### Exercise prompt
Every line in the listing is to be echoed verbatim.

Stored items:
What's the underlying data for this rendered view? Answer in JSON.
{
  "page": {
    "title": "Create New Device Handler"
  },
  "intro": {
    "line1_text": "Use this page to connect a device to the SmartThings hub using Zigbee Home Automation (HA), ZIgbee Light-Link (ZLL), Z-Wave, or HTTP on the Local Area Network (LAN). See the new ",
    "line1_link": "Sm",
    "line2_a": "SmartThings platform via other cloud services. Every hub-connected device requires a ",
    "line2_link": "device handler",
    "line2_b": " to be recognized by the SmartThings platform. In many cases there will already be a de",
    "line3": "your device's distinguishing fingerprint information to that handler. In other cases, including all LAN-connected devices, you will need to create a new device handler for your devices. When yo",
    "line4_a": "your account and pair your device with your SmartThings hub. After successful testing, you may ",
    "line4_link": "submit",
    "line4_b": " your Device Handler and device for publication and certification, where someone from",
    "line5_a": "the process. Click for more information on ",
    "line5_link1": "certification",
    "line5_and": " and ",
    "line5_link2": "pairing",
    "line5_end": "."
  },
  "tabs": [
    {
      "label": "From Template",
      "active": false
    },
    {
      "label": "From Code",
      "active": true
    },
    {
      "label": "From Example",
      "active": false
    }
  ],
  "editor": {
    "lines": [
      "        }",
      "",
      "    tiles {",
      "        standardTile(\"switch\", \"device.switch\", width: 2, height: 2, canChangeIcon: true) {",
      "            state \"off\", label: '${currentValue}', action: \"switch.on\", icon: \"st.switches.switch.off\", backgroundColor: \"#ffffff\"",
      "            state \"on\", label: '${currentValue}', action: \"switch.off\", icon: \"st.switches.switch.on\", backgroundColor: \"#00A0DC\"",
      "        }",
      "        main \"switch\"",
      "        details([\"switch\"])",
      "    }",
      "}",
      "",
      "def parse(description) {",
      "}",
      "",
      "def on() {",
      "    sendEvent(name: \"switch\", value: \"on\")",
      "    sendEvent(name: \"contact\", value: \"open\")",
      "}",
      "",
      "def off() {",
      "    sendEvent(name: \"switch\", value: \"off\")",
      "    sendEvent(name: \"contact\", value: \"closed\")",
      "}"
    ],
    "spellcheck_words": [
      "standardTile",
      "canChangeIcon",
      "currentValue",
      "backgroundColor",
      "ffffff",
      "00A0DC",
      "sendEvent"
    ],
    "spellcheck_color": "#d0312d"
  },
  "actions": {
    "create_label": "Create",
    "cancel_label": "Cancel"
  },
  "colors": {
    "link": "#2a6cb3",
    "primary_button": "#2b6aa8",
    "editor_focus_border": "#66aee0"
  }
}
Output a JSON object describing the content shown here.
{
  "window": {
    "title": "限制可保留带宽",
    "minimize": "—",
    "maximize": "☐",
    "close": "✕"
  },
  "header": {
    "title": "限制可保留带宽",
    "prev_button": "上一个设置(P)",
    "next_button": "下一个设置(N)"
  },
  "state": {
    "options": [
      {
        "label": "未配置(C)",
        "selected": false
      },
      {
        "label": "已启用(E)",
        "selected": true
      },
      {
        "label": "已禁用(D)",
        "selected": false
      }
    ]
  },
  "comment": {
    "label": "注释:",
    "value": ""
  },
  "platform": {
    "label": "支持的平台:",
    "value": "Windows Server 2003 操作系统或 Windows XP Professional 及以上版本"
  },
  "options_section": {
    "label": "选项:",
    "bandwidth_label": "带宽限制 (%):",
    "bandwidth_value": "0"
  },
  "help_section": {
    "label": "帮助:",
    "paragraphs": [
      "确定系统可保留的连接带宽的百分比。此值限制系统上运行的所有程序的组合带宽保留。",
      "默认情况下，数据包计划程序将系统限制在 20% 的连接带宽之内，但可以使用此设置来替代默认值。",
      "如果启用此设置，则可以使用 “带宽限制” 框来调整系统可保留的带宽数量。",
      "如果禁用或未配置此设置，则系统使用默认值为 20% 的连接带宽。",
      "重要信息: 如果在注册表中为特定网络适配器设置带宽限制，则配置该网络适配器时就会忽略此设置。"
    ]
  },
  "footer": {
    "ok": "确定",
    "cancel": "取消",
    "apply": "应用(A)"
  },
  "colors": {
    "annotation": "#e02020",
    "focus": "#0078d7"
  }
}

### Task solution
What's the underlying data for this rendered view? Answer in JSON.
{
  "page": {
    "title": "Create New Device Handler"
  },
  "intro": {
    "line1_text": "Use this page to connect a device to the SmartThings hub using Zigbee Home Automation (HA), ZIgbee Light-Link (ZLL), Z-Wave, or HTTP on the Local Area Network (LAN). See the new ",
    "line1_link": "Sm",
    "line2_a": "SmartThings platform via other cloud services. Every hub-connected device requires a ",
    "line2_link": "device handler",
    "line2_b": " to be recognized by the SmartThings platform. In many cases there will already be a de",
    "line3": "your device's distinguishing fingerprint information to that handler. In other cases, including all LAN-connected devices, you will need to create a new device handler for your devices. When yo",
    "line4_a": "your account and pair your device with your SmartThings hub. After successful testing, you may ",
    "line4_link": "submit",
    "line4_b": " your Device Handler and device for publication and certification, where someone from",
    "line5_a": "the process. Click for more information on ",
    "line5_link1": "certification",
    "line5_and": " and ",
    "line5_link2": "pairing",
    "line5_end": "."
  },
  "tabs": [
    {
      "label": "From Template",
      "active": false
    },
    {
      "label": "From Code",
      "active": true
    },
    {
      "label": "From Example",
      "active": false
    }
  ],
  "editor": {
    "lines": [
      "        }",
      "",
      "    tiles {",
      "        standardTile(\"switch\", \"device.switch\", width: 2, height: 2, canChangeIcon: true) {",
      "            state \"off\", label: '${currentValue}', action: \"switch.on\", icon: \"st.switches.switch.off\", backgroundColor: \"#ffffff\"",
      "            state \"on\", label: '${currentValue}', action: \"switch.off\", icon: \"st.switches.switch.on\", backgroundColor: \"#00A0DC\"",
      "        }",
      "        main \"switch\"",
      "        details([\"switch\"])",
      "    }",
      "}",
      "",
      "def parse(description) {",
      "}",
      "",
      "def on() {",
      "    sendEvent(name: \"switch\", value: \"on\")",
      "    sendEvent(name: \"contact\", value: \"open\")",
      "}",
      "",
      "def off() {",
      "    sendEvent(name: \"switch\", value: \"off\")",
      "    sendEvent(name: \"contact\", value: \"closed\")",
      "}"
    ],
    "spellcheck_words": [
      "standardTile",
      "canChangeIcon",
      "currentValue",
      "backgroundColor",
      "ffffff",
      "00A0DC",
      "sendEvent"
    ],
    "spellcheck_color": "#d0312d"
  },
  "actions": {
    "create_label": "Create",
    "cancel_label": "Cancel"
  },
  "colors": {
    "link": "#2a6cb3",
    "primary_button": "#2b6aa8",
    "editor_focus_border": "#66aee0"
  }
}
Output a JSON object describing the content shown here.
{
  "window": {
    "title": "限制可保留带宽",
    "minimize": "—",
    "maximize": "☐",
    "close": "✕"
  },
  "header": {
    "title": "限制可保留带宽",
    "prev_button": "上一个设置(P)",
    "next_button": "下一个设置(N)"
  },
  "state": {
    "options": [
      {
        "label": "未配置(C)",
        "selected": false
      },
      {
        "label": "已启用(E)",
        "selected": true
      },
      {
        "label": "已禁用(D)",
        "selected": false
      }
    ]
  },
  "comment": {
    "label": "注释:",
    "value": ""
  },
  "platform": {
    "label": "支持的平台:",
    "value": "Windows Server 2003 操作系统或 Windows XP Professional 及以上版本"
  },
  "options_section": {
    "label": "选项:",
    "bandwidth_label": "带宽限制 (%):",
    "bandwidth_value": "0"
  },
  "help_section": {
    "label": "帮助:",
    "paragraphs": [
      "确定系统可保留的连接带宽的百分比。此值限制系统上运行的所有程序的组合带宽保留。",
      "默认情况下，数据包计划程序将系统限制在 20% 的连接带宽之内，但可以使用此设置来替代默认值。",
      "如果启用此设置，则可以使用 “带宽限制” 框来调整系统可保留的带宽数量。",
      "如果禁用或未配置此设置，则系统使用默认值为 20% 的连接带宽。",
      "重要信息: 如果在注册表中为特定网络适配器设置带宽限制，则配置该网络适配器时就会忽略此设置。"
    ]
  },
  "footer": {
    "ok": "确定",
    "cancel": "取消",
    "apply": "应用(A)"
  },
  "colors": {
    "annotation": "#e02020",
    "focus": "#0078d7"
  }
}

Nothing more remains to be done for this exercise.